» **RECORDED INFORMATION**:

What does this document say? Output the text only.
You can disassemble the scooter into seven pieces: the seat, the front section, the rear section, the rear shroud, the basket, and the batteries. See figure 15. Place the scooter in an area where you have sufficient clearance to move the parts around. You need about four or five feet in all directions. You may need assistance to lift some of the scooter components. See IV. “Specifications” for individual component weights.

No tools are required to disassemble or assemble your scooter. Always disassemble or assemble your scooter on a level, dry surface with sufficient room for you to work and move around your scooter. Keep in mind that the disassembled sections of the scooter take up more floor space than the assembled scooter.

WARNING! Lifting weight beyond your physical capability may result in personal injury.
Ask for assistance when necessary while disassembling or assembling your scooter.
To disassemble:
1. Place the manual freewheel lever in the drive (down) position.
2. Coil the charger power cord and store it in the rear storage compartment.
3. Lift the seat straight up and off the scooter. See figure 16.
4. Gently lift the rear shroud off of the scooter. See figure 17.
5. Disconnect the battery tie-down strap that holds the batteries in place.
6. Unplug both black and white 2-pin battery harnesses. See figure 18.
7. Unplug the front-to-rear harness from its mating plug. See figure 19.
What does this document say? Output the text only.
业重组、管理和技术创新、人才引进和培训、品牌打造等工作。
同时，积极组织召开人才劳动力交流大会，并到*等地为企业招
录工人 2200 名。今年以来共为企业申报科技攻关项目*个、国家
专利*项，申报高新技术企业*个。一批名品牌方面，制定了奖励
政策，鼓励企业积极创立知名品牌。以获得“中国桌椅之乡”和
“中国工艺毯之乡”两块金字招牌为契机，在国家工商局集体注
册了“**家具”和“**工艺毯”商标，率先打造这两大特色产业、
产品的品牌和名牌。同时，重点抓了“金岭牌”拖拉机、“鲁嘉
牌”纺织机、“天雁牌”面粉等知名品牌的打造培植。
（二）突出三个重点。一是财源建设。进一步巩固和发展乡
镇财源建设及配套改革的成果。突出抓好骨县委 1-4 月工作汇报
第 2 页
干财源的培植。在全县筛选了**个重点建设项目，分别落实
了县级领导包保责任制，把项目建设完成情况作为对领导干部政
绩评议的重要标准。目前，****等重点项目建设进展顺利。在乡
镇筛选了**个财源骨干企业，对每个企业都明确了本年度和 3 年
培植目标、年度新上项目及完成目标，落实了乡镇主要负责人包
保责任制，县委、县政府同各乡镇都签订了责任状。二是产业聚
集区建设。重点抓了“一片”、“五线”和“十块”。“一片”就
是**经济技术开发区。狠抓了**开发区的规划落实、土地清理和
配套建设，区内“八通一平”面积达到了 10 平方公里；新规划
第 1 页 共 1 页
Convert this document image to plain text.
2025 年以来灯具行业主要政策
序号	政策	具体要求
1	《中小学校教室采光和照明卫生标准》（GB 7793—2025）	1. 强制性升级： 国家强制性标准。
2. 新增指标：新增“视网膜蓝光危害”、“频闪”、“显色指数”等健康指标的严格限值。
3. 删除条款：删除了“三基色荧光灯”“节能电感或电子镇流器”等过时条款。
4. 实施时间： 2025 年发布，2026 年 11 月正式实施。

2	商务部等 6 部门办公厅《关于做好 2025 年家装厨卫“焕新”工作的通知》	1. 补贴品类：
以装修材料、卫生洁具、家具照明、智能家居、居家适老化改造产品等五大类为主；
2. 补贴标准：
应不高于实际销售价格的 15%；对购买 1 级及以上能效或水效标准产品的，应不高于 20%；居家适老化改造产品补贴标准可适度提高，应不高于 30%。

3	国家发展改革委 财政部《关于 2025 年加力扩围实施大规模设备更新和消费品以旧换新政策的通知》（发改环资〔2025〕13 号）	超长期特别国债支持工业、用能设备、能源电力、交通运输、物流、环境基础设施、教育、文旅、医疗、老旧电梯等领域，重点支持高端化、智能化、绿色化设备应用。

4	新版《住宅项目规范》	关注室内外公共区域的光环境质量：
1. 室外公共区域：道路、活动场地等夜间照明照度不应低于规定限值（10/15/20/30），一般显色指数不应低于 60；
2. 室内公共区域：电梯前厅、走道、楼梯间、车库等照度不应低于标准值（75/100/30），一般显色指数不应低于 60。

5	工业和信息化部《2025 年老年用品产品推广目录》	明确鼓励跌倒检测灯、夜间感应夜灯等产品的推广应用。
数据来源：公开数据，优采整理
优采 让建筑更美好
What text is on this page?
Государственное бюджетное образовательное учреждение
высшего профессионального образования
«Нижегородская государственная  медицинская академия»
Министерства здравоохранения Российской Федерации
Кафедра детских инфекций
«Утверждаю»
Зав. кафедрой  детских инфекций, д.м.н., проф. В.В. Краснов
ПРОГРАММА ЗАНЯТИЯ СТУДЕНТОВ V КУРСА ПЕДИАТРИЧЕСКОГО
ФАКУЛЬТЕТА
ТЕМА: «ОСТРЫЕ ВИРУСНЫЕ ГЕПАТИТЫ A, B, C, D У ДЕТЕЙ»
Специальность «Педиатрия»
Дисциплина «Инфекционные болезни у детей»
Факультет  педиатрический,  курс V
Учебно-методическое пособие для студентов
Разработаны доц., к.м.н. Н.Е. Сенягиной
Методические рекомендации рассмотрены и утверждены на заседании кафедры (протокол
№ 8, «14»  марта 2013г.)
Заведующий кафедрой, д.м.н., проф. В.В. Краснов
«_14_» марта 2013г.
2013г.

» **EXERCISE TASK**: Repeat the data exactly. Leave nothing out.

» **RESULT OF THE EXERCISE**:
What does this document say? Output the text only.
You can disassemble the scooter into seven pieces: the seat, the front section, the rear section, the rear shroud, the basket, and the batteries. See figure 15. Place the scooter in an area where you have sufficient clearance to move the parts around. You need about four or five feet in all directions. You may need assistance to lift some of the scooter components. See IV. “Specifications” for individual component weights.

No tools are required to disassemble or assemble your scooter. Always disassemble or assemble your scooter on a level, dry surface with sufficient room for you to work and move around your scooter. Keep in mind that the disassembled sections of the scooter take up more floor space than the assembled scooter.

WARNING! Lifting weight beyond your physical capability may result in personal injury.
Ask for assistance when necessary while disassembling or assembling your scooter.
To disassemble:
1. Place the manual freewheel lever in the drive (down) position.
2. Coil the charger power cord and store it in the rear storage compartment.
3. Lift the seat straight up and off the scooter. See figure 16.
4. Gently lift the rear shroud off of the scooter. See figure 17.
5. Disconnect the battery tie-down strap that holds the batteries in place.
6. Unplug both black and white 2-pin battery harnesses. See figure 18.
7. Unplug the front-to-rear harness from its mating plug. See figure 19.
What does this document say? Output the text only.
业重组、管理和技术创新、人才引进和培训、品牌打造等工作。
同时，积极组织召开人才劳动力交流大会，并到*等地为企业招
录工人 2200 名。今年以来共为企业申报科技攻关项目*个、国家
专利*项，申报高新技术企业*个。一批名品牌方面，制定了奖励
政策，鼓励企业积极创立知名品牌。以获得“中国桌椅之乡”和
“中国工艺毯之乡”两块金字招牌为契机，在国家工商局集体注
册了“**家具”和“**工艺毯”商标，率先打造这两大特色产业、
产品的品牌和名牌。同时，重点抓了“金岭牌”拖拉机、“鲁嘉
牌”纺织机、“天雁牌”面粉等知名品牌的打造培植。
（二）突出三个重点。一是财源建设。进一步巩固和发展乡
镇财源建设及配套改革的成果。突出抓好骨县委 1-4 月工作汇报
第 2 页
干财源的培植。在全县筛选了**个重点建设项目，分别落实
了县级领导包保责任制，把项目建设完成情况作为对领导干部政
绩评议的重要标准。目前，****等重点项目建设进展顺利。在乡
镇筛选了**个财源骨干企业，对每个企业都明确了本年度和 3 年
培植目标、年度新上项目及完成目标，落实了乡镇主要负责人包
保责任制，县委、县政府同各乡镇都签订了责任状。二是产业聚
集区建设。重点抓了“一片”、“五线”和“十块”。“一片”就
是**经济技术开发区。狠抓了**开发区的规划落实、土地清理和
配套建设，区内“八通一平”面积达到了 10 平方公里；新规划
第 1 页 共 1 页
Convert this document image to plain text.
2025 年以来灯具行业主要政策
序号	政策	具体要求
1	《中小学校教室采光和照明卫生标准》（GB 7793—2025）	1. 强制性升级： 国家强制性标准。
2. 新增指标：新增“视网膜蓝光危害”、“频闪”、“显色指数”等健康指标的严格限值。
3. 删除条款：删除了“三基色荧光灯”“节能电感或电子镇流器”等过时条款。
4. 实施时间： 2025 年发布，2026 年 11 月正式实施。

2	商务部等 6 部门办公厅《关于做好 2025 年家装厨卫“焕新”工作的通知》	1. 补贴品类：
以装修材料、卫生洁具、家具照明、智能家居、居家适老化改造产品等五大类为主；
2. 补贴标准：
应不高于实际销售价格的 15%；对购买 1 级及以上能效或水效标准产品的，应不高于 20%；居家适老化改造产品补贴标准可适度提高，应不高于 30%。

3	国家发展改革委 财政部《关于 2025 年加力扩围实施大规模设备更新和消费品以旧换新政策的通知》（发改环资〔2025〕13 号）	超长期特别国债支持工业、用能设备、能源电力、交通运输、物流、环境基础设施、教育、文旅、医疗、老旧电梯等领域，重点支持高端化、智能化、绿色化设备应用。

4	新版《住宅项目规范》	关注室内外公共区域的光环境质量：
1. 室外公共区域：道路、活动场地等夜间照明照度不应低于规定限值（10/15/20/30），一般显色指数不应低于 60；
2. 室内公共区域：电梯前厅、走道、楼梯间、车库等照度不应低于标准值（75/100/30），一般显色指数不应低于 60。

5	工业和信息化部《2025 年老年用品产品推广目录》	明确鼓励跌倒检测灯、夜间感应夜灯等产品的推广应用。
数据来源：公开数据，优采整理
优采 让建筑更美好
What text is on this page?
Государственное бюджетное образовательное учреждение
высшего профессионального образования
«Нижегородская государственная  медицинская академия»
Министерства здравоохранения Российской Федерации
Кафедра детских инфекций
«Утверждаю»
Зав. кафедрой  детских инфекций, д.м.н., проф. В.В. Краснов
ПРОГРАММА ЗАНЯТИЯ СТУДЕНТОВ V КУРСА ПЕДИАТРИЧЕСКОГО
ФАКУЛЬТЕТА
ТЕМА: «ОСТРЫЕ ВИРУСНЫЕ ГЕПАТИТЫ A, B, C, D У ДЕТЕЙ»
Специальность «Педиатрия»
Дисциплина «Инфекционные болезни у детей»
Факультет  педиатрический,  курс V
Учебно-методическое пособие для студентов
Разработаны доц., к.м.н. Н.Е. Сенягиной
Методические рекомендации рассмотрены и утверждены на заседании кафедры (протокол
№ 8, «14»  марта 2013г.)
Заведующий кафедрой, д.м.н., проф. В.В. Краснов
«_14_» марта 2013г.
2013г.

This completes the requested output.